Exercise description:
Tell how many lines contain the word "triển". Reply with the number only.
start Rows
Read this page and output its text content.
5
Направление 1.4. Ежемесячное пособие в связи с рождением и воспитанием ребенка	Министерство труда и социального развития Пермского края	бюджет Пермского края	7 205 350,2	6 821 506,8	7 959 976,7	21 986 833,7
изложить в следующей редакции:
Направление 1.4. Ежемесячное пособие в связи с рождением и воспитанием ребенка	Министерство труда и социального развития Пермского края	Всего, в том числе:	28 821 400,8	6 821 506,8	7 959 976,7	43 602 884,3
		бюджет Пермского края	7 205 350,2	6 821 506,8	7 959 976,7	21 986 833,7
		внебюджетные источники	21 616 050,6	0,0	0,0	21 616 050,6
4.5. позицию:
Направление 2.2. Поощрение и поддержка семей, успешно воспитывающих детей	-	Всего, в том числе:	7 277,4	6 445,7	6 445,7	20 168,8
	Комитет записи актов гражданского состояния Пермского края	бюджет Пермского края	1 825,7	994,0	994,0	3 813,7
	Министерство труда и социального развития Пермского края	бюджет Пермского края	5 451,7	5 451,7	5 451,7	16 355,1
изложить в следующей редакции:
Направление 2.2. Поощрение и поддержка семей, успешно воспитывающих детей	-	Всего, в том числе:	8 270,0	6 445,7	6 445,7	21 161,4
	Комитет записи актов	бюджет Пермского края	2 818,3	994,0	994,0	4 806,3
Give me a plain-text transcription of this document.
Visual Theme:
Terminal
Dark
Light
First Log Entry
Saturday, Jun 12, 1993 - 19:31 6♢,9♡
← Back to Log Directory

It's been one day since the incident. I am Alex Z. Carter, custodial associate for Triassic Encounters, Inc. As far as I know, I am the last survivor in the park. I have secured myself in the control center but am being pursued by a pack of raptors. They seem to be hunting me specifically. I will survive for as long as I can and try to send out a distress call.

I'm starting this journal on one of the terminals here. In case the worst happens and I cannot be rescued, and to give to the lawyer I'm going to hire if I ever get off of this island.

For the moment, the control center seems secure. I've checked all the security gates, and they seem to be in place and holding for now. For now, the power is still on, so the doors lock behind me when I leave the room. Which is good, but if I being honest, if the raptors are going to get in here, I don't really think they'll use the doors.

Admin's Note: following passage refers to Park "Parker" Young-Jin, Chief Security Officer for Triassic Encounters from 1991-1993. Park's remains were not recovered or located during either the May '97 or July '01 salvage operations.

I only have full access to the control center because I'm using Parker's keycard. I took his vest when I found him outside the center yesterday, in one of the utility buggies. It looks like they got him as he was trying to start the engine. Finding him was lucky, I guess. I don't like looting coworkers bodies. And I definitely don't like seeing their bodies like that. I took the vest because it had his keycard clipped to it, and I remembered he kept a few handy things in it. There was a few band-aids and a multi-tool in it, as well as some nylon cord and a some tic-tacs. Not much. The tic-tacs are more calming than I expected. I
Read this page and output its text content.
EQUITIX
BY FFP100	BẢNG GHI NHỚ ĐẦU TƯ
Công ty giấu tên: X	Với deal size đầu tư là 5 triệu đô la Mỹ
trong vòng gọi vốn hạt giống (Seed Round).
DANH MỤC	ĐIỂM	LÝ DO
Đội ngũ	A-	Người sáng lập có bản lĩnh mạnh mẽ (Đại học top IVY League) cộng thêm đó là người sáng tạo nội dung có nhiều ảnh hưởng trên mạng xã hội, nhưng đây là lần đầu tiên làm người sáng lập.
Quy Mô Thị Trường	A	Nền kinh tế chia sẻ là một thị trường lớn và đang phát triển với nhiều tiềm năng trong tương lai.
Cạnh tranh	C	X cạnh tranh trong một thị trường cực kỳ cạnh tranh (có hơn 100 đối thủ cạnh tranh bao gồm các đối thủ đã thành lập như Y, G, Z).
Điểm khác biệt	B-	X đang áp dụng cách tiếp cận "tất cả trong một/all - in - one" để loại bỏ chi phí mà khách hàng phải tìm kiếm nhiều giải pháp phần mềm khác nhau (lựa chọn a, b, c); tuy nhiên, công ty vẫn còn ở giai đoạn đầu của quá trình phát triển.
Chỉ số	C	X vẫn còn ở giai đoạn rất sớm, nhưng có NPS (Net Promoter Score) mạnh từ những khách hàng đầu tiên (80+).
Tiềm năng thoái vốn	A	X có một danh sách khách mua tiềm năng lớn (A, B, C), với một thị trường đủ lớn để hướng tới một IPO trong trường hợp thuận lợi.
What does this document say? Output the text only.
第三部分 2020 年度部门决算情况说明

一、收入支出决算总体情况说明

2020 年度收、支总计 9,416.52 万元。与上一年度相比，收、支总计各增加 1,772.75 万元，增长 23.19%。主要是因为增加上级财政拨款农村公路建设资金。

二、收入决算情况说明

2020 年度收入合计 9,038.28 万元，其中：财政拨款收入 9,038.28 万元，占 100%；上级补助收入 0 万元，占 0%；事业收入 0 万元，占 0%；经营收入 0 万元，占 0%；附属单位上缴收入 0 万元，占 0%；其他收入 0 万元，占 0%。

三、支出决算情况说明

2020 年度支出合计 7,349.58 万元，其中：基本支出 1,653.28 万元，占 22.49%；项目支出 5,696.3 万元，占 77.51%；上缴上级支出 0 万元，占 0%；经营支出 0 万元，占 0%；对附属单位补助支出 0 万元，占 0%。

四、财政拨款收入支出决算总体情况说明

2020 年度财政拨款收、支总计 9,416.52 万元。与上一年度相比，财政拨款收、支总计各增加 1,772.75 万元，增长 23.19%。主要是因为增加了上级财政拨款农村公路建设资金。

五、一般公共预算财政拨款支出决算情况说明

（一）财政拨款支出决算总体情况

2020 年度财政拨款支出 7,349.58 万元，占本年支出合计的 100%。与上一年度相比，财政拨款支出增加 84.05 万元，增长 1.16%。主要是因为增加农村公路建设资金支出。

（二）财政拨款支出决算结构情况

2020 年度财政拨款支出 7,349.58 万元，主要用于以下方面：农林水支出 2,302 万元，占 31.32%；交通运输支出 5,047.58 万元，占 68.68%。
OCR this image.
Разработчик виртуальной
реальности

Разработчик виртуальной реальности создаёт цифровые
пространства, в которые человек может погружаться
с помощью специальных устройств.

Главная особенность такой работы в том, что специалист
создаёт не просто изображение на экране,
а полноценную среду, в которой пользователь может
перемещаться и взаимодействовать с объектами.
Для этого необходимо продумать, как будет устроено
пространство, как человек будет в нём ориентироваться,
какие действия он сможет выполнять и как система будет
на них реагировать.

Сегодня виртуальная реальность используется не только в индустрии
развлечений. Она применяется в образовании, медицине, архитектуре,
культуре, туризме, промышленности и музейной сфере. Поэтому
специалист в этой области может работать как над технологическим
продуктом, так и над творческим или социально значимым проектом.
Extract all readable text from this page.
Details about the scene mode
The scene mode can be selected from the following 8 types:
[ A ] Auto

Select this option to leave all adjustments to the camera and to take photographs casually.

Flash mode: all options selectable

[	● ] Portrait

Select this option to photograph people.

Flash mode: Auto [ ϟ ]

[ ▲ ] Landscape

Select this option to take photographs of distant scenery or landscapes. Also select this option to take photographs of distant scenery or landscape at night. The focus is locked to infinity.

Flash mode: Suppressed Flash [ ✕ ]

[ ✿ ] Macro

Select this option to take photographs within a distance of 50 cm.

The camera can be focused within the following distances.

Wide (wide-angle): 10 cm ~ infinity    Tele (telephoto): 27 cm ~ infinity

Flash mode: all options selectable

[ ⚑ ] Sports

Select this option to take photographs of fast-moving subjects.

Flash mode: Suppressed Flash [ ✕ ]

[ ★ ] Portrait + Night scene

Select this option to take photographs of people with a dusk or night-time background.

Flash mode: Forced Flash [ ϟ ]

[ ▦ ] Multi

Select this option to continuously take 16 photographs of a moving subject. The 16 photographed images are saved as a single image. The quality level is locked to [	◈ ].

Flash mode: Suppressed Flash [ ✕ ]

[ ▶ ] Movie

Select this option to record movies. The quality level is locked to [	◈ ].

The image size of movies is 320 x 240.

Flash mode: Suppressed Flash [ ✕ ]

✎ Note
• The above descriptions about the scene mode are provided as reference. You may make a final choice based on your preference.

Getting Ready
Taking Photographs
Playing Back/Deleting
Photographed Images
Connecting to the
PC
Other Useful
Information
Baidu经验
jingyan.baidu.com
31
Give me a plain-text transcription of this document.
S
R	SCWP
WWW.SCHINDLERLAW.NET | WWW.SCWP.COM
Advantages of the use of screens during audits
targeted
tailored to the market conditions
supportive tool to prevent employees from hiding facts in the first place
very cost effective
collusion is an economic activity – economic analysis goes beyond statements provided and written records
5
end Rows
Written solution:
2